A run of items:
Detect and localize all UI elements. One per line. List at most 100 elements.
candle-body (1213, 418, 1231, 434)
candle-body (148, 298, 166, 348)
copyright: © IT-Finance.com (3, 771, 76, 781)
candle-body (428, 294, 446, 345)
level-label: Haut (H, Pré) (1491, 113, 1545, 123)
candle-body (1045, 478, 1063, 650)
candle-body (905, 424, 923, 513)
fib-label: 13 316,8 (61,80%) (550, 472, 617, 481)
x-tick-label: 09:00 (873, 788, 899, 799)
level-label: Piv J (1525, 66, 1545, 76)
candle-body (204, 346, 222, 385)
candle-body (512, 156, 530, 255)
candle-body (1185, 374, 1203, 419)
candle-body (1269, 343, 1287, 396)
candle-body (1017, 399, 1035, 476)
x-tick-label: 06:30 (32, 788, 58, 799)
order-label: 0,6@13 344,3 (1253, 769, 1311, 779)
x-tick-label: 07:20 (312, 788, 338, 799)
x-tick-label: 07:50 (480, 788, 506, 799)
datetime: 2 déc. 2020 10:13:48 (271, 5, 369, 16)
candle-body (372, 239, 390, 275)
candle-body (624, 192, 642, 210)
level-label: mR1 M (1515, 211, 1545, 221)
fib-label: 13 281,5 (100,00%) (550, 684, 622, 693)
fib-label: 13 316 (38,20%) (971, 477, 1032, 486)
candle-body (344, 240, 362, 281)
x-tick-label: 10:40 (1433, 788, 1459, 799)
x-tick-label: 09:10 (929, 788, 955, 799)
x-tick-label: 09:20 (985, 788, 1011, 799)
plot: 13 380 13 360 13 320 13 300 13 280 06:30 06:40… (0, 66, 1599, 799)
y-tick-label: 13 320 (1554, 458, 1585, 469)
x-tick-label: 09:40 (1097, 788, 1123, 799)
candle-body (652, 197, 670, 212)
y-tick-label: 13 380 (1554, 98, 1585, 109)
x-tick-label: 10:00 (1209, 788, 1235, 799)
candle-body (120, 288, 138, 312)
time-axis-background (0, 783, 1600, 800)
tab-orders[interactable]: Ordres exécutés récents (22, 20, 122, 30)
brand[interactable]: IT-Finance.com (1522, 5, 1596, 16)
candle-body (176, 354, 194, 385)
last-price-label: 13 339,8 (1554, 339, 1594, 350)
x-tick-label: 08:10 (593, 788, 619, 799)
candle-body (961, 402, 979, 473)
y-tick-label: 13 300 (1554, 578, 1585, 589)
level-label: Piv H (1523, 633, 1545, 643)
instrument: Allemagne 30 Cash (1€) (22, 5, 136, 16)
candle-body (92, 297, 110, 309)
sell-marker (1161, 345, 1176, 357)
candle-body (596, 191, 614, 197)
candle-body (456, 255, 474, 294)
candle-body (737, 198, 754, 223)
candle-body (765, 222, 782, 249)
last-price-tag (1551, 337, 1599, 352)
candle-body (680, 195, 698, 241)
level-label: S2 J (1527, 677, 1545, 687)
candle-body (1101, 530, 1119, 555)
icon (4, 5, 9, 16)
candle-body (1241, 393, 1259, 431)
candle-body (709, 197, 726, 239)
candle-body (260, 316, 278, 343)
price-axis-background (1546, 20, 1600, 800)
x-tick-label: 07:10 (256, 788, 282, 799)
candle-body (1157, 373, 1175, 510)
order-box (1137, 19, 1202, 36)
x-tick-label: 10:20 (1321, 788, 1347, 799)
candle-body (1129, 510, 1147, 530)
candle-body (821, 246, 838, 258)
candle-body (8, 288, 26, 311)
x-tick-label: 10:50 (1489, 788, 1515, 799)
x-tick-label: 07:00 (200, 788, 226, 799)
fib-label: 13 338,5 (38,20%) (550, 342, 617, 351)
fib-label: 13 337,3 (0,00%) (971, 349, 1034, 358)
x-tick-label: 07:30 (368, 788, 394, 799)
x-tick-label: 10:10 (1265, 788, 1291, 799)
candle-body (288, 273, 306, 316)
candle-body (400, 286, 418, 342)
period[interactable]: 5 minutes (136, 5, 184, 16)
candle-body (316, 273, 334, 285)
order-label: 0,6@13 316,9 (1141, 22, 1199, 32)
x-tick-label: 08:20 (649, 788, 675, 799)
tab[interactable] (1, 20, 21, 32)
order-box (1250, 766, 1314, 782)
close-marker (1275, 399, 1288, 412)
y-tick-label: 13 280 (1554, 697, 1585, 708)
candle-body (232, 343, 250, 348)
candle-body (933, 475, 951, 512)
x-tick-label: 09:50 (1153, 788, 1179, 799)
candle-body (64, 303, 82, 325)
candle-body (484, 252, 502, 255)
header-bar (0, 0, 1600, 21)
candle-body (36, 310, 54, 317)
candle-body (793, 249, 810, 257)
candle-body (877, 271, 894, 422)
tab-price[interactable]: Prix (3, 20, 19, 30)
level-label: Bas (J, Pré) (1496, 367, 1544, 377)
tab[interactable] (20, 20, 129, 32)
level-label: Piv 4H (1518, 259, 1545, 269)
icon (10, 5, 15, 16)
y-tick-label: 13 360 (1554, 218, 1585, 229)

Work required: Rewrite the lines of the items above, changing every "candle-body" to "candlestick-body" and leaving everything else as it is.

Output of the task:
Detect and localize all UI elements. One per line. List at most 100 elements.
candlestick-body (1213, 418, 1231, 434)
candlestick-body (148, 298, 166, 348)
copyright: © IT-Finance.com (3, 771, 76, 781)
candlestick-body (428, 294, 446, 345)
level-label: Haut (H, Pré) (1491, 113, 1545, 123)
candlestick-body (1045, 478, 1063, 650)
candlestick-body (905, 424, 923, 513)
fib-label: 13 316,8 (61,80%) (550, 472, 617, 481)
x-tick-label: 09:00 (873, 788, 899, 799)
level-label: Piv J (1525, 66, 1545, 76)
candlestick-body (204, 346, 222, 385)
candlestick-body (512, 156, 530, 255)
candlestick-body (1185, 374, 1203, 419)
candlestick-body (1269, 343, 1287, 396)
candlestick-body (1017, 399, 1035, 476)
x-tick-label: 06:30 (32, 788, 58, 799)
order-label: 0,6@13 344,3 (1253, 769, 1311, 779)
x-tick-label: 07:20 (312, 788, 338, 799)
x-tick-label: 07:50 (480, 788, 506, 799)
datetime: 2 déc. 2020 10:13:48 (271, 5, 369, 16)
candlestick-body (372, 239, 390, 275)
candlestick-body (624, 192, 642, 210)
level-label: mR1 M (1515, 211, 1545, 221)
fib-label: 13 281,5 (100,00%) (550, 684, 622, 693)
fib-label: 13 316 (38,20%) (971, 477, 1032, 486)
candlestick-body (344, 240, 362, 281)
x-tick-label: 10:40 (1433, 788, 1459, 799)
x-tick-label: 09:10 (929, 788, 955, 799)
x-tick-label: 09:20 (985, 788, 1011, 799)
plot: 13 380 13 360 13 320 13 300 13 280 06:30 06:40… (0, 66, 1599, 799)
y-tick-label: 13 320 (1554, 458, 1585, 469)
x-tick-label: 09:40 (1097, 788, 1123, 799)
candlestick-body (652, 197, 670, 212)
y-tick-label: 13 380 (1554, 98, 1585, 109)
x-tick-label: 10:00 (1209, 788, 1235, 799)
candlestick-body (120, 288, 138, 312)
time-axis-background (0, 783, 1600, 800)
tab-orders[interactable]: Ordres exécutés récents (22, 20, 122, 30)
brand[interactable]: IT-Finance.com (1522, 5, 1596, 16)
candlestick-body (176, 354, 194, 385)
last-price-label: 13 339,8 (1554, 339, 1594, 350)
x-tick-label: 08:10 (593, 788, 619, 799)
candlestick-body (961, 402, 979, 473)
y-tick-label: 13 300 (1554, 578, 1585, 589)
level-label: Piv H (1523, 633, 1545, 643)
instrument: Allemagne 30 Cash (1€) (22, 5, 136, 16)
candlestick-body (92, 297, 110, 309)
sell-marker (1161, 345, 1176, 357)
candlestick-body (596, 191, 614, 197)
candlestick-body (456, 255, 474, 294)
candlestick-body (737, 198, 754, 223)
candlestick-body (765, 222, 782, 249)
last-price-tag (1551, 337, 1599, 352)
candlestick-body (680, 195, 698, 241)
level-label: S2 J (1527, 677, 1545, 687)
candlestick-body (1101, 530, 1119, 555)
icon (4, 5, 9, 16)
candlestick-body (1241, 393, 1259, 431)
candlestick-body (709, 197, 726, 239)
candlestick-body (260, 316, 278, 343)
price-axis-background (1546, 20, 1600, 800)
x-tick-label: 07:10 (256, 788, 282, 799)
candlestick-body (1157, 373, 1175, 510)
order-box (1137, 19, 1202, 36)
x-tick-label: 10:20 (1321, 788, 1347, 799)
candlestick-body (1129, 510, 1147, 530)
candlestick-body (821, 246, 838, 258)
candlestick-body (8, 288, 26, 311)
x-tick-label: 10:50 (1489, 788, 1515, 799)
x-tick-label: 07:00 (200, 788, 226, 799)
fib-label: 13 338,5 (38,20%) (550, 342, 617, 351)
fib-label: 13 337,3 (0,00%) (971, 349, 1034, 358)
x-tick-label: 07:30 (368, 788, 394, 799)
x-tick-label: 10:10 (1265, 788, 1291, 799)
candlestick-body (288, 273, 306, 316)
candlestick-body (400, 286, 418, 342)
period[interactable]: 5 minutes (136, 5, 184, 16)
candlestick-body (316, 273, 334, 285)
order-label: 0,6@13 316,9 (1141, 22, 1199, 32)
x-tick-label: 08:20 (649, 788, 675, 799)
tab[interactable] (1, 20, 21, 32)
order-box (1250, 766, 1314, 782)
close-marker (1275, 399, 1288, 412)
y-tick-label: 13 280 (1554, 697, 1585, 708)
candlestick-body (232, 343, 250, 348)
candlestick-body (933, 475, 951, 512)
x-tick-label: 09:50 (1153, 788, 1179, 799)
candlestick-body (64, 303, 82, 325)
candlestick-body (484, 252, 502, 255)
header-bar (0, 0, 1600, 21)
candlestick-body (36, 310, 54, 317)
candlestick-body (793, 249, 810, 257)
candlestick-body (877, 271, 894, 422)
tab-price[interactable]: Prix (3, 20, 19, 30)
level-label: Bas (J, Pré) (1496, 367, 1544, 377)
tab[interactable] (20, 20, 129, 32)
level-label: Piv 4H (1518, 259, 1545, 269)
icon (10, 5, 15, 16)
y-tick-label: 13 360 (1554, 218, 1585, 229)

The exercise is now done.